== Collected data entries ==
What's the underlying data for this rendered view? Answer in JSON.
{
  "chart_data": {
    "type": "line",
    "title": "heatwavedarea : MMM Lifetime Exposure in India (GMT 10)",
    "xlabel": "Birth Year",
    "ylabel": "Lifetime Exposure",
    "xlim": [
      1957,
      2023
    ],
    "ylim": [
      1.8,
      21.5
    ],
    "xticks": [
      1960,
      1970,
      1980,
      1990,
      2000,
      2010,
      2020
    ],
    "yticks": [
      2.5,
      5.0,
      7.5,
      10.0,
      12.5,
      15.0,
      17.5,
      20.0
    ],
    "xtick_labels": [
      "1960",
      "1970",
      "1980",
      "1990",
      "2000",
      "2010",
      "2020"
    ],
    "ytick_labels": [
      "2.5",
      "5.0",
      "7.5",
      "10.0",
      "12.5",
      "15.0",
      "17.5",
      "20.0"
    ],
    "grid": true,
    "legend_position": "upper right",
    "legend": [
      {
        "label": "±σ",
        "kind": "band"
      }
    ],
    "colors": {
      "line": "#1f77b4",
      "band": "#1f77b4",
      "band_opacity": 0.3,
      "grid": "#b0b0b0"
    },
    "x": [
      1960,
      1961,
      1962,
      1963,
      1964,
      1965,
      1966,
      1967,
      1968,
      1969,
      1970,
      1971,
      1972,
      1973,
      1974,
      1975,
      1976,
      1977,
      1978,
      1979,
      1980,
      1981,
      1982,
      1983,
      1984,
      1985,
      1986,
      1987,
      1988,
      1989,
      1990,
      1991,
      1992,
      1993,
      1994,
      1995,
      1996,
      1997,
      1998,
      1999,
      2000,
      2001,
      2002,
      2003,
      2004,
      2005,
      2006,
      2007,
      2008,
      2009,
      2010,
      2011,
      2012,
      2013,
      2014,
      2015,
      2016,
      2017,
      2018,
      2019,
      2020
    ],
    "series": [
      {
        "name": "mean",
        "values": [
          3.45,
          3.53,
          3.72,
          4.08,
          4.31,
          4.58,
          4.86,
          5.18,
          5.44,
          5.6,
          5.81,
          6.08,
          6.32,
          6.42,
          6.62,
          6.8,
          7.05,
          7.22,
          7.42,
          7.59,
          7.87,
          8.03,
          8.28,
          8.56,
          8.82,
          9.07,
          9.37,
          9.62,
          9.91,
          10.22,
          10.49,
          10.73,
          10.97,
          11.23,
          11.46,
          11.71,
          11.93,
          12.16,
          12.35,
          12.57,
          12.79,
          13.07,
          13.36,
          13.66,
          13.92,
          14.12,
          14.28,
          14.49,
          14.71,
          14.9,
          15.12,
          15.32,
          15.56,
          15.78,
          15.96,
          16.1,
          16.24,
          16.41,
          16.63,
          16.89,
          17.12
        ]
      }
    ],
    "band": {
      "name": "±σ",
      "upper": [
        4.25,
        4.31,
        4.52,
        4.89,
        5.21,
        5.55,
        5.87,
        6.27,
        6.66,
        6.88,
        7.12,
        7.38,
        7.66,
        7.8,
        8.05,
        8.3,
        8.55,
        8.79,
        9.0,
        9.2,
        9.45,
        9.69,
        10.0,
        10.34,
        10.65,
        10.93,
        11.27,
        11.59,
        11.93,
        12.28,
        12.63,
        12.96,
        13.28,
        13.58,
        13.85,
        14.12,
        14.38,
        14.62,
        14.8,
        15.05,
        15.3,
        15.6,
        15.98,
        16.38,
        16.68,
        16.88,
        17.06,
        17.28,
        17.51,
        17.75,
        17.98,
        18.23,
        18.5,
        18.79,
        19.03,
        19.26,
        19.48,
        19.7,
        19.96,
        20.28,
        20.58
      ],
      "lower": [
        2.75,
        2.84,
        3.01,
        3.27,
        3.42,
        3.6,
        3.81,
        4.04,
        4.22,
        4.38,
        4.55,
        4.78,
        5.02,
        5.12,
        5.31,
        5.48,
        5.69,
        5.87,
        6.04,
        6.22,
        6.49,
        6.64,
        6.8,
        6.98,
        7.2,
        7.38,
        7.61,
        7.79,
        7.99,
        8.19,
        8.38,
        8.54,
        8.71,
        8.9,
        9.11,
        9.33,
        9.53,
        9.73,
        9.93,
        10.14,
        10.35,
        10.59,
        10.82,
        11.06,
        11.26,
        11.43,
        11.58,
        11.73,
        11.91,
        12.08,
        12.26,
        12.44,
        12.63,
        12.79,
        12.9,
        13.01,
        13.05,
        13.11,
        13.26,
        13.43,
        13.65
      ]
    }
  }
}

== TASK OBJECTIVE ==
Write out the entries in full, exactly as given.

== FULL ANSWER ==
What's the underlying data for this rendered view? Answer in JSON.
{
  "chart_data": {
    "type": "line",
    "title": "heatwavedarea : MMM Lifetime Exposure in India (GMT 10)",
    "xlabel": "Birth Year",
    "ylabel": "Lifetime Exposure",
    "xlim": [
      1957,
      2023
    ],
    "ylim": [
      1.8,
      21.5
    ],
    "xticks": [
      1960,
      1970,
      1980,
      1990,
      2000,
      2010,
      2020
    ],
    "yticks": [
      2.5,
      5.0,
      7.5,
      10.0,
      12.5,
      15.0,
      17.5,
      20.0
    ],
    "xtick_labels": [
      "1960",
      "1970",
      "1980",
      "1990",
      "2000",
      "2010",
      "2020"
    ],
    "ytick_labels": [
      "2.5",
      "5.0",
      "7.5",
      "10.0",
      "12.5",
      "15.0",
      "17.5",
      "20.0"
    ],
    "grid": true,
    "legend_position": "upper right",
    "legend": [
      {
        "label": "±σ",
        "kind": "band"
      }
    ],
    "colors": {
      "line": "#1f77b4",
      "band": "#1f77b4",
      "band_opacity": 0.3,
      "grid": "#b0b0b0"
    },
    "x": [
      1960,
      1961,
      1962,
      1963,
      1964,
      1965,
      1966,
      1967,
      1968,
      1969,
      1970,
      1971,
      1972,
      1973,
      1974,
      1975,
      1976,
      1977,
      1978,
      1979,
      1980,
      1981,
      1982,
      1983,
      1984,
      1985,
      1986,
      1987,
      1988,
      1989,
      1990,
      1991,
      1992,
      1993,
      1994,
      1995,
      1996,
      1997,
      1998,
      1999,
      2000,
      2001,
      2002,
      2003,
      2004,
      2005,
      2006,
      2007,
      2008,
      2009,
      2010,
      2011,
      2012,
      2013,
      2014,
      2015,
      2016,
      2017,
      2018,
      2019,
      2020
    ],
    "series": [
      {
        "name": "mean",
        "values": [
          3.45,
          3.53,
          3.72,
          4.08,
          4.31,
          4.58,
          4.86,
          5.18,
          5.44,
          5.6,
          5.81,
          6.08,
          6.32,
          6.42,
          6.62,
          6.8,
          7.05,
          7.22,
          7.42,
          7.59,
          7.87,
          8.03,
          8.28,
          8.56,
          8.82,
          9.07,
          9.37,
          9.62,
          9.91,
          10.22,
          10.49,
          10.73,
          10.97,
          11.23,
          11.46,
          11.71,
          11.93,
          12.16,
          12.35,
          12.57,
          12.79,
          13.07,
          13.36,
          13.66,
          13.92,
          14.12,
          14.28,
          14.49,
          14.71,
          14.9,
          15.12,
          15.32,
          15.56,
          15.78,
          15.96,
          16.1,
          16.24,
          16.41,
          16.63,
          16.89,
          17.12
        ]
      }
    ],
    "band": {
      "name": "±σ",
      "upper": [
        4.25,
        4.31,
        4.52,
        4.89,
        5.21,
        5.55,
        5.87,
        6.27,
        6.66,
        6.88,
        7.12,
        7.38,
        7.66,
        7.8,
        8.05,
        8.3,
        8.55,
        8.79,
        9.0,
        9.2,
        9.45,
        9.69,
        10.0,
        10.34,
        10.65,
        10.93,
        11.27,
        11.59,
        11.93,
        12.28,
        12.63,
        12.96,
        13.28,
        13.58,
        13.85,
        14.12,
        14.38,
        14.62,
        14.8,
        15.05,
        15.3,
        15.6,
        15.98,
        16.38,
        16.68,
        16.88,
        17.06,
        17.28,
        17.51,
        17.75,
        17.98,
        18.23,
        18.5,
        18.79,
        19.03,
        19.26,
        19.48,
        19.7,
        19.96,
        20.28,
        20.58
      ],
      "lower": [
        2.75,
        2.84,
        3.01,
        3.27,
        3.42,
        3.6,
        3.81,
        4.04,
        4.22,
        4.38,
        4.55,
        4.78,
        5.02,
        5.12,
        5.31,
        5.48,
        5.69,
        5.87,
        6.04,
        6.22,
        6.49,
        6.64,
        6.8,
        6.98,
        7.2,
        7.38,
        7.61,
        7.79,
        7.99,
        8.19,
        8.38,
        8.54,
        8.71,
        8.9,
        9.11,
        9.33,
        9.53,
        9.73,
        9.93,
        10.14,
        10.35,
        10.59,
        10.82,
        11.06,
        11.26,
        11.43,
        11.58,
        11.73,
        11.91,
        12.08,
        12.26,
        12.44,
        12.63,
        12.79,
        12.9,
        13.01,
        13.05,
        13.11,
        13.26,
        13.43,
        13.65
      ]
    }
  }
}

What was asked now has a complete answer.